• **Challenge**: Could you output each line of the data that follows exactly?
── Supplied records
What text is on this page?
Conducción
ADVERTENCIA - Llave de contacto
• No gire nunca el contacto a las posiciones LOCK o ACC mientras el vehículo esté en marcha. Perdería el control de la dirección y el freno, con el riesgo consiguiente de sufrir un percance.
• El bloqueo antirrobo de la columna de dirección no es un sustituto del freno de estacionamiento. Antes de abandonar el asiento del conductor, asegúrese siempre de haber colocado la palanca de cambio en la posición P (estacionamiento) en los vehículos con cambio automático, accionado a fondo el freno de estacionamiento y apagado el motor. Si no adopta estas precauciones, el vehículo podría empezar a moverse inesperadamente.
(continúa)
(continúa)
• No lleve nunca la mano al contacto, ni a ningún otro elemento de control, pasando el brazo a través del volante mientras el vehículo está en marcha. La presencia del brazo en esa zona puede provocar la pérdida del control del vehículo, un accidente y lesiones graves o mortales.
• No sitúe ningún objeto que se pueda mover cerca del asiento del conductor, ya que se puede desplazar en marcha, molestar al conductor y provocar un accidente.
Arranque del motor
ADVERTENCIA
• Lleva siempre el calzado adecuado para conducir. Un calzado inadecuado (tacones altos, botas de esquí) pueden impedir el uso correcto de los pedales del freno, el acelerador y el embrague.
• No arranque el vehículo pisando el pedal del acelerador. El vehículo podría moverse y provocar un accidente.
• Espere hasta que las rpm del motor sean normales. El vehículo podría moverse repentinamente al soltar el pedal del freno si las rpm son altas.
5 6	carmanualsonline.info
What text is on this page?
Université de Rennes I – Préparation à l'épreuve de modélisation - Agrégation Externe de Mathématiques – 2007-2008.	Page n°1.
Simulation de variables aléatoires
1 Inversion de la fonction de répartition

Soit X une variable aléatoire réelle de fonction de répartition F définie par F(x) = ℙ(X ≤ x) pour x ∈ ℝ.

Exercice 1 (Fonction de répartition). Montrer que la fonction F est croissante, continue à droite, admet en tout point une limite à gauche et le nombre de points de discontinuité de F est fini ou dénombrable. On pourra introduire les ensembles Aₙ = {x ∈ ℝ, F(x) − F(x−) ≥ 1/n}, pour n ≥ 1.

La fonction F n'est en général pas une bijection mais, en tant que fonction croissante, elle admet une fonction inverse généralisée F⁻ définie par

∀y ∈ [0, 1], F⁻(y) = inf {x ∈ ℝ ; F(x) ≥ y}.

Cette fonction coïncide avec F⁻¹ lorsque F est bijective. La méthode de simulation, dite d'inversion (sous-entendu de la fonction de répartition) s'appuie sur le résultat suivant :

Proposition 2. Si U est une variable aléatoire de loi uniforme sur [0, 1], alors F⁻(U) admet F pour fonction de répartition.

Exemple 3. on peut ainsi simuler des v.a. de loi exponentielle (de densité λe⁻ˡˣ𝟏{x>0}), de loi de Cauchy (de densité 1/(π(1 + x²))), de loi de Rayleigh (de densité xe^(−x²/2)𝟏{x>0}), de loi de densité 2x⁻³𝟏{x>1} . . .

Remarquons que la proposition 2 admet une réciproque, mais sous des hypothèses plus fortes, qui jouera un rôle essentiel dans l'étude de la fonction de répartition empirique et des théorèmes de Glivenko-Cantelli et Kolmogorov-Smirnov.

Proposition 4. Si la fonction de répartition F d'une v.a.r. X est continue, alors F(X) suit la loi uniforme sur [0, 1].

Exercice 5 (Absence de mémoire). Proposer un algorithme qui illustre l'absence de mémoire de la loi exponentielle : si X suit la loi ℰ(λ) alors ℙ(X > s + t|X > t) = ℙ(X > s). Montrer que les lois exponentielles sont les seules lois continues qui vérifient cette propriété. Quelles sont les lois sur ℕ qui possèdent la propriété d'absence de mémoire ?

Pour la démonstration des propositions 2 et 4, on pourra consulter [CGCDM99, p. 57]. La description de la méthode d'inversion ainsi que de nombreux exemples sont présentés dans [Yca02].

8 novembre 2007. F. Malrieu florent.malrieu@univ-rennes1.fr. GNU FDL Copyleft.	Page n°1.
────
• **Exercise solution**:
What text is on this page?
Conducción
ADVERTENCIA - Llave de contacto
• No gire nunca el contacto a las posiciones LOCK o ACC mientras el vehículo esté en marcha. Perdería el control de la dirección y el freno, con el riesgo consiguiente de sufrir un percance.
• El bloqueo antirrobo de la columna de dirección no es un sustituto del freno de estacionamiento. Antes de abandonar el asiento del conductor, asegúrese siempre de haber colocado la palanca de cambio en la posición P (estacionamiento) en los vehículos con cambio automático, accionado a fondo el freno de estacionamiento y apagado el motor. Si no adopta estas precauciones, el vehículo podría empezar a moverse inesperadamente.
(continúa)
(continúa)
• No lleve nunca la mano al contacto, ni a ningún otro elemento de control, pasando el brazo a través del volante mientras el vehículo está en marcha. La presencia del brazo en esa zona puede provocar la pérdida del control del vehículo, un accidente y lesiones graves o mortales.
• No sitúe ningún objeto que se pueda mover cerca del asiento del conductor, ya que se puede desplazar en marcha, molestar al conductor y provocar un accidente.
Arranque del motor
ADVERTENCIA
• Lleva siempre el calzado adecuado para conducir. Un calzado inadecuado (tacones altos, botas de esquí) pueden impedir el uso correcto de los pedales del freno, el acelerador y el embrague.
• No arranque el vehículo pisando el pedal del acelerador. El vehículo podría moverse y provocar un accidente.
• Espere hasta que las rpm del motor sean normales. El vehículo podría moverse repentinamente al soltar el pedal del freno si las rpm son altas.
5 6	carmanualsonline.info
What text is on this page?
Université de Rennes I – Préparation à l'épreuve de modélisation - Agrégation Externe de Mathématiques – 2007-2008.	Page n°1.
Simulation de variables aléatoires
1 Inversion de la fonction de répartition

Soit X une variable aléatoire réelle de fonction de répartition F définie par F(x) = ℙ(X ≤ x) pour x ∈ ℝ.

Exercice 1 (Fonction de répartition). Montrer que la fonction F est croissante, continue à droite, admet en tout point une limite à gauche et le nombre de points de discontinuité de F est fini ou dénombrable. On pourra introduire les ensembles Aₙ = {x ∈ ℝ, F(x) − F(x−) ≥ 1/n}, pour n ≥ 1.

La fonction F n'est en général pas une bijection mais, en tant que fonction croissante, elle admet une fonction inverse généralisée F⁻ définie par

∀y ∈ [0, 1], F⁻(y) = inf {x ∈ ℝ ; F(x) ≥ y}.

Cette fonction coïncide avec F⁻¹ lorsque F est bijective. La méthode de simulation, dite d'inversion (sous-entendu de la fonction de répartition) s'appuie sur le résultat suivant :

Proposition 2. Si U est une variable aléatoire de loi uniforme sur [0, 1], alors F⁻(U) admet F pour fonction de répartition.

Exemple 3. on peut ainsi simuler des v.a. de loi exponentielle (de densité λe⁻ˡˣ𝟏{x>0}), de loi de Cauchy (de densité 1/(π(1 + x²))), de loi de Rayleigh (de densité xe^(−x²/2)𝟏{x>0}), de loi de densité 2x⁻³𝟏{x>1} . . .

Remarquons que la proposition 2 admet une réciproque, mais sous des hypothèses plus fortes, qui jouera un rôle essentiel dans l'étude de la fonction de répartition empirique et des théorèmes de Glivenko-Cantelli et Kolmogorov-Smirnov.

Proposition 4. Si la fonction de répartition F d'une v.a.r. X est continue, alors F(X) suit la loi uniforme sur [0, 1].

Exercice 5 (Absence de mémoire). Proposer un algorithme qui illustre l'absence de mémoire de la loi exponentielle : si X suit la loi ℰ(λ) alors ℙ(X > s + t|X > t) = ℙ(X > s). Montrer que les lois exponentielles sont les seules lois continues qui vérifient cette propriété. Quelles sont les lois sur ℕ qui possèdent la propriété d'absence de mémoire ?

Pour la démonstration des propositions 2 et 4, on pourra consulter [CGCDM99, p. 57]. La description de la méthode d'inversion ainsi que de nombreux exemples sont présentés dans [Yca02].

8 novembre 2007. F. Malrieu florent.malrieu@univ-rennes1.fr. GNU FDL Copyleft.	Page n°1.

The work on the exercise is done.